# Given instruction
Return every line below as is, leaving out the pictures.
==== Records supplied ====
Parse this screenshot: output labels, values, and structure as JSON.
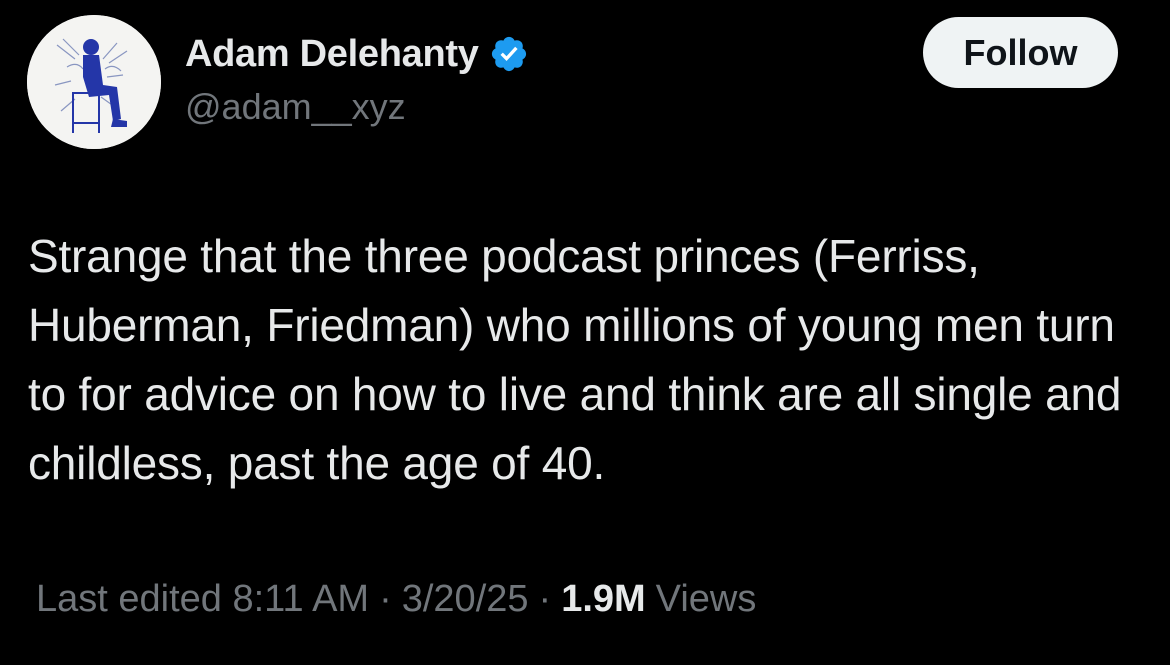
{
  "author": {
    "display_name": "Adam Delehanty",
    "handle": "@adam__xyz",
    "verified": true,
    "verified_color": "#1d9bf0",
    "avatar_icon": "avatar-illustration-icon"
  },
  "follow_button": {
    "label": "Follow"
  },
  "tweet": {
    "text": "Strange that the three podcast princes (Ferriss, Huberman, Friedman) who millions of young men turn to for advice on how to live and think are all single and childless, past the age of 40."
  },
  "meta": {
    "edited_label": "Last edited 8:11 AM",
    "separator": "·",
    "date": "3/20/25",
    "views_count": "1.9M",
    "views_label": "Views"
  },
  "colors": {
    "background": "#000000",
    "primary_text": "#e7e9ea",
    "secondary_text": "#71767b",
    "button_bg": "#eff3f4",
    "button_text": "#0f1419"
  }
}
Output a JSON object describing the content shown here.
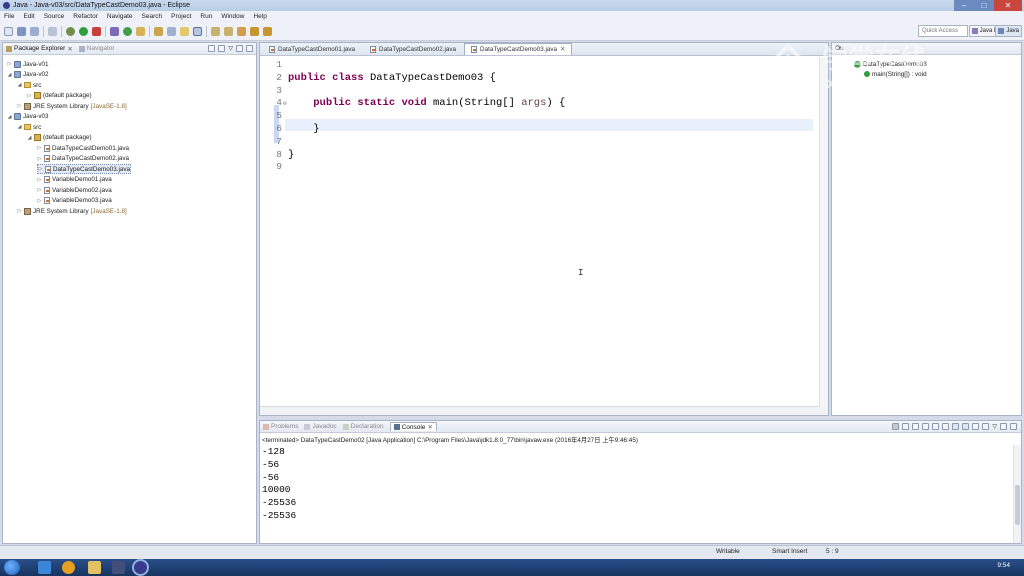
{
  "window": {
    "title": "Java - Java-v03/src/DataTypeCastDemo03.java - Eclipse",
    "controls": [
      "–",
      "□",
      "✕"
    ]
  },
  "menu": [
    "File",
    "Edit",
    "Source",
    "Refactor",
    "Navigate",
    "Search",
    "Project",
    "Run",
    "Window",
    "Help"
  ],
  "toolbar": {
    "quick_access_placeholder": "Quick Access",
    "perspectives": [
      "Java EE",
      "Java"
    ]
  },
  "package_explorer": {
    "tabs": [
      "Package Explorer",
      "Navigator"
    ],
    "tree": [
      {
        "label": "Java-v01",
        "type": "project",
        "depth": 0,
        "expanded": false
      },
      {
        "label": "Java-v02",
        "type": "project",
        "depth": 0,
        "expanded": true
      },
      {
        "label": "src",
        "type": "src",
        "depth": 1,
        "expanded": true
      },
      {
        "label": "(default package)",
        "type": "package",
        "depth": 2,
        "expanded": false
      },
      {
        "label": "JRE System Library",
        "suffix": "[JavaSE-1.8]",
        "type": "lib",
        "depth": 1,
        "expanded": false
      },
      {
        "label": "Java-v03",
        "type": "project",
        "depth": 0,
        "expanded": true
      },
      {
        "label": "src",
        "type": "src",
        "depth": 1,
        "expanded": true
      },
      {
        "label": "(default package)",
        "type": "package",
        "depth": 2,
        "expanded": true
      },
      {
        "label": "DataTypeCastDemo01.java",
        "type": "java",
        "depth": 3,
        "expanded": false
      },
      {
        "label": "DataTypeCastDemo02.java",
        "type": "java",
        "depth": 3,
        "expanded": false
      },
      {
        "label": "DataTypeCastDemo03.java",
        "type": "java",
        "depth": 3,
        "expanded": false,
        "selected": true
      },
      {
        "label": "VariableDemo01.java",
        "type": "java",
        "depth": 3,
        "expanded": false
      },
      {
        "label": "VariableDemo02.java",
        "type": "java",
        "depth": 3,
        "expanded": false
      },
      {
        "label": "VariableDemo03.java",
        "type": "java",
        "depth": 3,
        "expanded": false
      },
      {
        "label": "JRE System Library",
        "suffix": "[JavaSE-1.8]",
        "type": "lib",
        "depth": 1,
        "expanded": false
      }
    ]
  },
  "editor": {
    "tabs": [
      {
        "label": "DataTypeCastDemo01.java",
        "active": false
      },
      {
        "label": "DataTypeCastDemo02.java",
        "active": false
      },
      {
        "label": "DataTypeCastDemo03.java",
        "active": true
      }
    ],
    "lines": [
      {
        "n": "1",
        "tokens": []
      },
      {
        "n": "2",
        "tokens": [
          {
            "t": "public",
            "k": true
          },
          {
            "t": " "
          },
          {
            "t": "class",
            "k": true
          },
          {
            "t": " DataTypeCastDemo03 {"
          }
        ]
      },
      {
        "n": "3",
        "tokens": []
      },
      {
        "n": "4",
        "tokens": [
          {
            "t": "    "
          },
          {
            "t": "public",
            "k": true
          },
          {
            "t": " "
          },
          {
            "t": "static",
            "k": true
          },
          {
            "t": " "
          },
          {
            "t": "void",
            "k": true
          },
          {
            "t": " main(String[] "
          },
          {
            "t": "args",
            "p": true
          },
          {
            "t": ") {"
          }
        ]
      },
      {
        "n": "5",
        "tokens": []
      },
      {
        "n": "6",
        "tokens": [
          {
            "t": "    }"
          }
        ]
      },
      {
        "n": "7",
        "tokens": []
      },
      {
        "n": "8",
        "tokens": [
          {
            "t": "}"
          }
        ]
      },
      {
        "n": "9",
        "tokens": []
      }
    ]
  },
  "outline": {
    "tab": "Ou",
    "items": [
      "DataTypeCastDemo03",
      "main(String[]) : void"
    ]
  },
  "console": {
    "tabs": [
      "Problems",
      "Javadoc",
      "Declaration",
      "Console"
    ],
    "header": "<terminated> DataTypeCastDemo02 [Java Application] C:\\Program Files\\Java\\jdk1.8.0_77\\bin\\javaw.exe (2016年4月27日 上午9:46:45)",
    "output": [
      "-128",
      "-56",
      "-56",
      "10000",
      "-25536",
      "-25536"
    ]
  },
  "status": {
    "writable": "Writable",
    "insert_mode": "Smart Insert",
    "position": "5 : 9"
  },
  "taskbar": {
    "time": "9:54"
  },
  "watermark": {
    "text_cn": "学堂在线",
    "text_en": "xuetangx.com"
  }
}
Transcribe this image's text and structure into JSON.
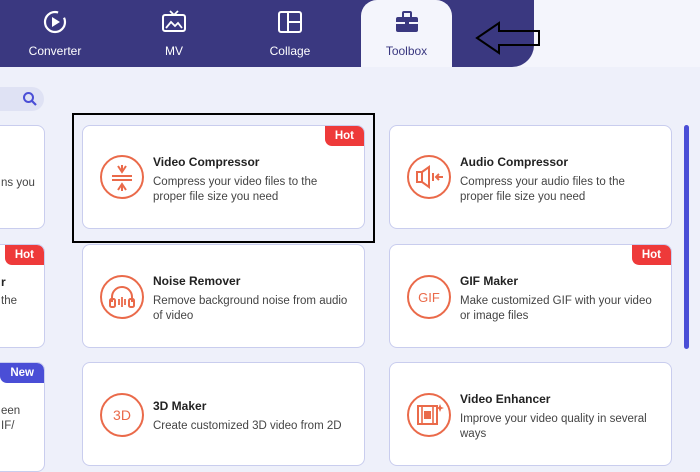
{
  "nav": {
    "tabs": [
      {
        "label": "Converter",
        "icon": "converter-icon"
      },
      {
        "label": "MV",
        "icon": "mv-icon"
      },
      {
        "label": "Collage",
        "icon": "collage-icon"
      },
      {
        "label": "Toolbox",
        "icon": "toolbox-icon",
        "active": true
      }
    ]
  },
  "search": {
    "icon": "search-icon"
  },
  "tools": [
    {
      "title": "Video Compressor",
      "desc": "Compress your video files to the proper file size you need",
      "badge": "Hot",
      "icon": "video-compressor-icon"
    },
    {
      "title": "Audio Compressor",
      "desc": "Compress your audio files to the proper file size you need",
      "badge": "",
      "icon": "audio-compressor-icon"
    },
    {
      "title": "Noise Remover",
      "desc": "Remove background noise from audio of video",
      "badge": "",
      "icon": "noise-remover-icon"
    },
    {
      "title": "GIF Maker",
      "desc": "Make customized GIF with your video or image files",
      "badge": "Hot",
      "icon": "gif-icon"
    },
    {
      "title": "3D Maker",
      "desc": "Create customized 3D video from 2D",
      "badge": "",
      "icon": "3d-icon"
    },
    {
      "title": "Video Enhancer",
      "desc": "Improve your video quality in several ways",
      "badge": "",
      "icon": "video-enhancer-icon"
    }
  ],
  "partial_cards": [
    {
      "lines": [
        "ns you"
      ],
      "badge": ""
    },
    {
      "title_frag": "r",
      "lines": [
        "the"
      ],
      "badge": "Hot"
    },
    {
      "lines": [
        "een",
        "IF/"
      ],
      "badge": "New"
    }
  ],
  "colors": {
    "nav_bg": "#3a3880",
    "accent": "#ea6a4a",
    "hot": "#ee3a3a",
    "new": "#4a4ed6"
  }
}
====
# Solution below
Parse this screenshot: output labels, values, and structure as JSON.
{
  "author": {
    "display_name": "Adam Delehanty",
    "handle": "@adam__xyz",
    "verified": true,
    "verified_color": "#1d9bf0",
    "avatar_icon": "avatar-illustration-icon"
  },
  "follow_button": {
    "label": "Follow"
  },
  "tweet": {
    "text": "Strange that the three podcast princes (Ferriss, Huberman, Friedman) who millions of young men turn to for advice on how to live and think are all single and childless, past the age of 40."
  },
  "meta": {
    "edited_label": "Last edited 8:11 AM",
    "separator": "·",
    "date": "3/20/25",
    "views_count": "1.9M",
    "views_label": "Views"
  },
  "colors": {
    "background": "#000000",
    "primary_text": "#e7e9ea",
    "secondary_text": "#71767b",
    "button_bg": "#eff3f4",
    "button_text": "#0f1419"
  }
}
Output a JSON object describing the content shown here.
{
  "window": {
    "title": "Java - Java-v03/src/DataTypeCastDemo03.java - Eclipse",
    "controls": [
      "–",
      "□",
      "✕"
    ]
  },
  "menu": [
    "File",
    "Edit",
    "Source",
    "Refactor",
    "Navigate",
    "Search",
    "Project",
    "Run",
    "Window",
    "Help"
  ],
  "toolbar": {
    "quick_access_placeholder": "Quick Access",
    "perspectives": [
      "Java EE",
      "Java"
    ]
  },
  "package_explorer": {
    "tabs": [
      "Package Explorer",
      "Navigator"
    ],
    "tree": [
      {
        "label": "Java-v01",
        "type": "project",
        "depth": 0,
        "expanded": false
      },
      {
        "label": "Java-v02",
        "type": "project",
        "depth": 0,
        "expanded": true
      },
      {
        "label": "src",
        "type": "src",
        "depth": 1,
        "expanded": true
      },
      {
        "label": "(default package)",
        "type": "package",
        "depth": 2,
        "expanded": false
      },
      {
        "label": "JRE System Library",
        "suffix": "[JavaSE-1.8]",
        "type": "lib",
        "depth": 1,
        "expanded": false
      },
      {
        "label": "Java-v03",
        "type": "project",
        "depth": 0,
        "expanded": true
      },
      {
        "label": "src",
        "type": "src",
        "depth": 1,
        "expanded": true
      },
      {
        "label": "(default package)",
        "type": "package",
        "depth": 2,
        "expanded": true
      },
      {
        "label": "DataTypeCastDemo01.java",
        "type": "java",
        "depth": 3,
        "expanded": false
      },
      {
        "label": "DataTypeCastDemo02.java",
        "type": "java",
        "depth": 3,
        "expanded": false
      },
      {
        "label": "DataTypeCastDemo03.java",
        "type": "java",
        "depth": 3,
        "expanded": false,
        "selected": true
      },
      {
        "label": "VariableDemo01.java",
        "type": "java",
        "depth": 3,
        "expanded": false
      },
      {
        "label": "VariableDemo02.java",
        "type": "java",
        "depth": 3,
        "expanded": false
      },
      {
        "label": "VariableDemo03.java",
        "type": "java",
        "depth": 3,
        "expanded": false
      },
      {
        "label": "JRE System Library",
        "suffix": "[JavaSE-1.8]",
        "type": "lib",
        "depth": 1,
        "expanded": false
      }
    ]
  },
  "editor": {
    "tabs": [
      {
        "label": "DataTypeCastDemo01.java",
        "active": false
      },
      {
        "label": "DataTypeCastDemo02.java",
        "active": false
      },
      {
        "label": "DataTypeCastDemo03.java",
        "active": true
      }
    ],
    "lines": [
      {
        "n": "1",
        "tokens": []
      },
      {
        "n": "2",
        "tokens": [
          {
            "t": "public",
            "k": true
          },
          {
            "t": " "
          },
          {
            "t": "class",
            "k": true
          },
          {
            "t": " DataTypeCastDemo03 {"
          }
        ]
      },
      {
        "n": "3",
        "tokens": []
      },
      {
        "n": "4",
        "tokens": [
          {
            "t": "    "
          },
          {
            "t": "public",
            "k": true
          },
          {
            "t": " "
          },
          {
            "t": "static",
            "k": true
          },
          {
            "t": " "
          },
          {
            "t": "void",
            "k": true
          },
          {
            "t": " main(String[] "
          },
          {
            "t": "args",
            "p": true
          },
          {
            "t": ") {"
          }
        ]
      },
      {
        "n": "5",
        "tokens": []
      },
      {
        "n": "6",
        "tokens": [
          {
            "t": "    }"
          }
        ]
      },
      {
        "n": "7",
        "tokens": []
      },
      {
        "n": "8",
        "tokens": [
          {
            "t": "}"
          }
        ]
      },
      {
        "n": "9",
        "tokens": []
      }
    ]
  },
  "outline": {
    "tab": "Ou",
    "items": [
      "DataTypeCastDemo03",
      "main(String[]) : void"
    ]
  },
  "console": {
    "tabs": [
      "Problems",
      "Javadoc",
      "Declaration",
      "Console"
    ],
    "header": "<terminated> DataTypeCastDemo02 [Java Application] C:\\Program Files\\Java\\jdk1.8.0_77\\bin\\javaw.exe (2016年4月27日 上午9:46:45)",
    "output": [
      "-128",
      "-56",
      "-56",
      "10000",
      "-25536",
      "-25536"
    ]
  },
  "status": {
    "writable": "Writable",
    "insert_mode": "Smart Insert",
    "position": "5 : 9"
  },
  "taskbar": {
    "time": "9:54"
  },
  "watermark": {
    "text_cn": "学堂在线",
    "text_en": "xuetangx.com"
  }
}
Transcribe this image's text and structure into JSON.
{
  "nav": {
    "tabs": [
      {
        "label": "Converter",
        "icon": "converter-icon"
      },
      {
        "label": "MV",
        "icon": "mv-icon"
      },
      {
        "label": "Collage",
        "icon": "collage-icon"
      },
      {
        "label": "Toolbox",
        "icon": "toolbox-icon",
        "active": true
      }
    ]
  },
  "search": {
    "icon": "search-icon"
  },
  "tools": [
    {
      "title": "Video Compressor",
      "desc": "Compress your video files to the proper file size you need",
      "badge": "Hot",
      "icon": "video-compressor-icon"
    },
    {
      "title": "Audio Compressor",
      "desc": "Compress your audio files to the proper file size you need",
      "badge": "",
      "icon": "audio-compressor-icon"
    },
    {
      "title": "Noise Remover",
      "desc": "Remove background noise from audio of video",
      "badge": "",
      "icon": "noise-remover-icon"
    },
    {
      "title": "GIF Maker",
      "desc": "Make customized GIF with your video or image files",
      "badge": "Hot",
      "icon": "gif-icon"
    },
    {
      "title": "3D Maker",
      "desc": "Create customized 3D video from 2D",
      "badge": "",
      "icon": "3d-icon"
    },
    {
      "title": "Video Enhancer",
      "desc": "Improve your video quality in several ways",
      "badge": "",
      "icon": "video-enhancer-icon"
    }
  ],
  "partial_cards": [
    {
      "lines": [
        "ns you"
      ],
      "badge": ""
    },
    {
      "title_frag": "r",
      "lines": [
        "the"
      ],
      "badge": "Hot"
    },
    {
      "lines": [
        "een",
        "IF/"
      ],
      "badge": "New"
    }
  ],
  "colors": {
    "nav_bg": "#3a3880",
    "accent": "#ea6a4a",
    "hot": "#ee3a3a",
    "new": "#4a4ed6"
  }
}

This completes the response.